>> start Records supplied

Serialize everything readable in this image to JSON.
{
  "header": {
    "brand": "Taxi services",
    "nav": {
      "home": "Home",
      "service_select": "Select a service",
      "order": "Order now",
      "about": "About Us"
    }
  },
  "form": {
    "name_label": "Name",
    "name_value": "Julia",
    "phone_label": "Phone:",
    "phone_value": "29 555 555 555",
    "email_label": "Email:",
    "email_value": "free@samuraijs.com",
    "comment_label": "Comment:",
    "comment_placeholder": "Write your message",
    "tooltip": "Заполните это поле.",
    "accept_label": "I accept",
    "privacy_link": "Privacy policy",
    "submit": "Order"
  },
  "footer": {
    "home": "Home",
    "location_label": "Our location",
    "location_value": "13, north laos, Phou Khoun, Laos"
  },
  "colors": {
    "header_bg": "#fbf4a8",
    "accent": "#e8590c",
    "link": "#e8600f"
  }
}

>> end Records supplied

Written instruction. Go through the entries and repeat each one exactly.

Task answer.
Serialize everything readable in this image to JSON.
{
  "header": {
    "brand": "Taxi services",
    "nav": {
      "home": "Home",
      "service_select": "Select a service",
      "order": "Order now",
      "about": "About Us"
    }
  },
  "form": {
    "name_label": "Name",
    "name_value": "Julia",
    "phone_label": "Phone:",
    "phone_value": "29 555 555 555",
    "email_label": "Email:",
    "email_value": "free@samuraijs.com",
    "comment_label": "Comment:",
    "comment_placeholder": "Write your message",
    "tooltip": "Заполните это поле.",
    "accept_label": "I accept",
    "privacy_link": "Privacy policy",
    "submit": "Order"
  },
  "footer": {
    "home": "Home",
    "location_label": "Our location",
    "location_value": "13, north laos, Phou Khoun, Laos"
  },
  "colors": {
    "header_bg": "#fbf4a8",
    "accent": "#e8590c",
    "link": "#e8600f"
  }
}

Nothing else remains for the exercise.